__Source data__:
§ §
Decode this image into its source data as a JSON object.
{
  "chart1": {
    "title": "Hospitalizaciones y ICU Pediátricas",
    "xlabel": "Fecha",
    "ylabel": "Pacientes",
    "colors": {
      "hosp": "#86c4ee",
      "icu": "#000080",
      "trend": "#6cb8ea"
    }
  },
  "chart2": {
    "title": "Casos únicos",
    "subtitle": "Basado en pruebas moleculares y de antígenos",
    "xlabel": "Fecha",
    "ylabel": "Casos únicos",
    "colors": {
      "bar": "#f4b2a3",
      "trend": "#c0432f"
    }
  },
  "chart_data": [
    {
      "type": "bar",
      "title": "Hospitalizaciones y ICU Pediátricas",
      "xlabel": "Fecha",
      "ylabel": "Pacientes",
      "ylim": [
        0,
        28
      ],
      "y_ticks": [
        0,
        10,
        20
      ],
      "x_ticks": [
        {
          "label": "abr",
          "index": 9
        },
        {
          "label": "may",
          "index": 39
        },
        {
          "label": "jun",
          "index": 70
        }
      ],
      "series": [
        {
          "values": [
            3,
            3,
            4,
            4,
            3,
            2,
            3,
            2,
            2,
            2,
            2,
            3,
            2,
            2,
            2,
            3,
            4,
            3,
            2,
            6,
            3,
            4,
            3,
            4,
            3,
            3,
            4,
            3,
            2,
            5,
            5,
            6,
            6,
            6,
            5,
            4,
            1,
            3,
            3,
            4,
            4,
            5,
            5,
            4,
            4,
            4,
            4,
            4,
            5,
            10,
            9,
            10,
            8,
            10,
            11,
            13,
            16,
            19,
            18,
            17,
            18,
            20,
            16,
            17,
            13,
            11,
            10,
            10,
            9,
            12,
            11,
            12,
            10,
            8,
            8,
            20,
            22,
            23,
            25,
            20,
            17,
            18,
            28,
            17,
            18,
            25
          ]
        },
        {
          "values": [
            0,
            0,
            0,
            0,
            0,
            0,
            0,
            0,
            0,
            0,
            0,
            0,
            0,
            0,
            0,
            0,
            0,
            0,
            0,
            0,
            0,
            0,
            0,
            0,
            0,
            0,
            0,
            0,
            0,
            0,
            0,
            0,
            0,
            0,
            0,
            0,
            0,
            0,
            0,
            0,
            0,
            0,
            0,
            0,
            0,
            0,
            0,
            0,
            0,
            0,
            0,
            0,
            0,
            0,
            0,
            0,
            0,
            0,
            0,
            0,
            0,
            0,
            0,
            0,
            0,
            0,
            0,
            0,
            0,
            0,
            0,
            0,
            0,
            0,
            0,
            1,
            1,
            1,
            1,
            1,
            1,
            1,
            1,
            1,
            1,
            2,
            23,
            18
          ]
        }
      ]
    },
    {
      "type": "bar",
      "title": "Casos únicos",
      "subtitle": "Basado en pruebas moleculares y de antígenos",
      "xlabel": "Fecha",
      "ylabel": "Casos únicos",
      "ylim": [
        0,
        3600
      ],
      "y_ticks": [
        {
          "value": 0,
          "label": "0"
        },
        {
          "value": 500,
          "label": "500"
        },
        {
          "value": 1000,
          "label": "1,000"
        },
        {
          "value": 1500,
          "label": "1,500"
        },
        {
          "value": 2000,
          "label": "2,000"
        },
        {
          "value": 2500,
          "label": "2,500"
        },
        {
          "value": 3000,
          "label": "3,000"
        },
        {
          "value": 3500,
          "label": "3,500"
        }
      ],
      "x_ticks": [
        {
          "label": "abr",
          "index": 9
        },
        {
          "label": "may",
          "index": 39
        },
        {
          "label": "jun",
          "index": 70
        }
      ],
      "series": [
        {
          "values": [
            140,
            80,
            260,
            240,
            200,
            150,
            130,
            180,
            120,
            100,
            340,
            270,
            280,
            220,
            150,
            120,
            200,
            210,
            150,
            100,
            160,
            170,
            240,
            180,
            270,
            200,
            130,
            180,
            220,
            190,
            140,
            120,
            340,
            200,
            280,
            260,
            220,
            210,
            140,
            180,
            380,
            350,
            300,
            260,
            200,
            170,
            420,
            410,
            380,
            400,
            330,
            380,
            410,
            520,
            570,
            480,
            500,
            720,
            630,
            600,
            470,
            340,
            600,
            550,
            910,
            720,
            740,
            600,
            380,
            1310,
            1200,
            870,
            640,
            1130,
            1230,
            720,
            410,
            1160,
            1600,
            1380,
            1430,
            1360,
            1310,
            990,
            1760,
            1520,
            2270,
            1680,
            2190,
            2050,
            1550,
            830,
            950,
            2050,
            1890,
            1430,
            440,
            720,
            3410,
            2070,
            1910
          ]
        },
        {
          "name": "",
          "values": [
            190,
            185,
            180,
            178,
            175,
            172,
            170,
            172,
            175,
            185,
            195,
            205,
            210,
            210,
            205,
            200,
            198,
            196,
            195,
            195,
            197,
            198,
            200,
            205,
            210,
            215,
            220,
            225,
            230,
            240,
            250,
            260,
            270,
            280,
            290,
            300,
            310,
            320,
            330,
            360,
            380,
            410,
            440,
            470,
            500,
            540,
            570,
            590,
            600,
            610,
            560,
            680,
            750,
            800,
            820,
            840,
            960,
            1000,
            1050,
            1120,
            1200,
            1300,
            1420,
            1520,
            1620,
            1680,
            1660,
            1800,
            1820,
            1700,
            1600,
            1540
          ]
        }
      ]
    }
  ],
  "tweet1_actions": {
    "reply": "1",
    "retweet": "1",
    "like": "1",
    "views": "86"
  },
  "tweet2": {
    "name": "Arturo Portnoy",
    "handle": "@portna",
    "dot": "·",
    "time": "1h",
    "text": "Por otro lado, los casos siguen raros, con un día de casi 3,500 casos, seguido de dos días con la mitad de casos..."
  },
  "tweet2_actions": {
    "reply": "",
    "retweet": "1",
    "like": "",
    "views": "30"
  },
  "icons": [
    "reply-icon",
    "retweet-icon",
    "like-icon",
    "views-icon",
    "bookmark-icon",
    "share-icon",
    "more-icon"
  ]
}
§ §
__Written problem__: Exactly reproduce every line of the records.

__Correct output__:
Decode this image into its source data as a JSON object.
{
  "chart1": {
    "title": "Hospitalizaciones y ICU Pediátricas",
    "xlabel": "Fecha",
    "ylabel": "Pacientes",
    "colors": {
      "hosp": "#86c4ee",
      "icu": "#000080",
      "trend": "#6cb8ea"
    }
  },
  "chart2": {
    "title": "Casos únicos",
    "subtitle": "Basado en pruebas moleculares y de antígenos",
    "xlabel": "Fecha",
    "ylabel": "Casos únicos",
    "colors": {
      "bar": "#f4b2a3",
      "trend": "#c0432f"
    }
  },
  "chart_data": [
    {
      "type": "bar",
      "title": "Hospitalizaciones y ICU Pediátricas",
      "xlabel": "Fecha",
      "ylabel": "Pacientes",
      "ylim": [
        0,
        28
      ],
      "y_ticks": [
        0,
        10,
        20
      ],
      "x_ticks": [
        {
          "label": "abr",
          "index": 9
        },
        {
          "label": "may",
          "index": 39
        },
        {
          "label": "jun",
          "index": 70
        }
      ],
      "series": [
        {
          "values": [
            3,
            3,
            4,
            4,
            3,
            2,
            3,
            2,
            2,
            2,
            2,
            3,
            2,
            2,
            2,
            3,
            4,
            3,
            2,
            6,
            3,
            4,
            3,
            4,
            3,
            3,
            4,
            3,
            2,
            5,
            5,
            6,
            6,
            6,
            5,
            4,
            1,
            3,
            3,
            4,
            4,
            5,
            5,
            4,
            4,
            4,
            4,
            4,
            5,
            10,
            9,
            10,
            8,
            10,
            11,
            13,
            16,
            19,
            18,
            17,
            18,
            20,
            16,
            17,
            13,
            11,
            10,
            10,
            9,
            12,
            11,
            12,
            10,
            8,
            8,
            20,
            22,
            23,
            25,
            20,
            17,
            18,
            28,
            17,
            18,
            25
          ]
        },
        {
          "values": [
            0,
            0,
            0,
            0,
            0,
            0,
            0,
            0,
            0,
            0,
            0,
            0,
            0,
            0,
            0,
            0,
            0,
            0,
            0,
            0,
            0,
            0,
            0,
            0,
            0,
            0,
            0,
            0,
            0,
            0,
            0,
            0,
            0,
            0,
            0,
            0,
            0,
            0,
            0,
            0,
            0,
            0,
            0,
            0,
            0,
            0,
            0,
            0,
            0,
            0,
            0,
            0,
            0,
            0,
            0,
            0,
            0,
            0,
            0,
            0,
            0,
            0,
            0,
            0,
            0,
            0,
            0,
            0,
            0,
            0,
            0,
            0,
            0,
            0,
            0,
            1,
            1,
            1,
            1,
            1,
            1,
            1,
            1,
            1,
            1,
            2,
            23,
            18
          ]
        }
      ]
    },
    {
      "type": "bar",
      "title": "Casos únicos",
      "subtitle": "Basado en pruebas moleculares y de antígenos",
      "xlabel": "Fecha",
      "ylabel": "Casos únicos",
      "ylim": [
        0,
        3600
      ],
      "y_ticks": [
        {
          "value": 0,
          "label": "0"
        },
        {
          "value": 500,
          "label": "500"
        },
        {
          "value": 1000,
          "label": "1,000"
        },
        {
          "value": 1500,
          "label": "1,500"
        },
        {
          "value": 2000,
          "label": "2,000"
        },
        {
          "value": 2500,
          "label": "2,500"
        },
        {
          "value": 3000,
          "label": "3,000"
        },
        {
          "value": 3500,
          "label": "3,500"
        }
      ],
      "x_ticks": [
        {
          "label": "abr",
          "index": 9
        },
        {
          "label": "may",
          "index": 39
        },
        {
          "label": "jun",
          "index": 70
        }
      ],
      "series": [
        {
          "values": [
            140,
            80,
            260,
            240,
            200,
            150,
            130,
            180,
            120,
            100,
            340,
            270,
            280,
            220,
            150,
            120,
            200,
            210,
            150,
            100,
            160,
            170,
            240,
            180,
            270,
            200,
            130,
            180,
            220,
            190,
            140,
            120,
            340,
            200,
            280,
            260,
            220,
            210,
            140,
            180,
            380,
            350,
            300,
            260,
            200,
            170,
            420,
            410,
            380,
            400,
            330,
            380,
            410,
            520,
            570,
            480,
            500,
            720,
            630,
            600,
            470,
            340,
            600,
            550,
            910,
            720,
            740,
            600,
            380,
            1310,
            1200,
            870,
            640,
            1130,
            1230,
            720,
            410,
            1160,
            1600,
            1380,
            1430,
            1360,
            1310,
            990,
            1760,
            1520,
            2270,
            1680,
            2190,
            2050,
            1550,
            830,
            950,
            2050,
            1890,
            1430,
            440,
            720,
            3410,
            2070,
            1910
          ]
        },
        {
          "name": "",
          "values": [
            190,
            185,
            180,
            178,
            175,
            172,
            170,
            172,
            175,
            185,
            195,
            205,
            210,
            210,
            205,
            200,
            198,
            196,
            195,
            195,
            197,
            198,
            200,
            205,
            210,
            215,
            220,
            225,
            230,
            240,
            250,
            260,
            270,
            280,
            290,
            300,
            310,
            320,
            330,
            360,
            380,
            410,
            440,
            470,
            500,
            540,
            570,
            590,
            600,
            610,
            560,
            680,
            750,
            800,
            820,
            840,
            960,
            1000,
            1050,
            1120,
            1200,
            1300,
            1420,
            1520,
            1620,
            1680,
            1660,
            1800,
            1820,
            1700,
            1600,
            1540
          ]
        }
      ]
    }
  ],
  "tweet1_actions": {
    "reply": "1",
    "retweet": "1",
    "like": "1",
    "views": "86"
  },
  "tweet2": {
    "name": "Arturo Portnoy",
    "handle": "@portna",
    "dot": "·",
    "time": "1h",
    "text": "Por otro lado, los casos siguen raros, con un día de casi 3,500 casos, seguido de dos días con la mitad de casos..."
  },
  "tweet2_actions": {
    "reply": "",
    "retweet": "1",
    "like": "",
    "views": "30"
  },
  "icons": [
    "reply-icon",
    "retweet-icon",
    "like-icon",
    "views-icon",
    "bookmark-icon",
    "share-icon",
    "more-icon"
  ]
}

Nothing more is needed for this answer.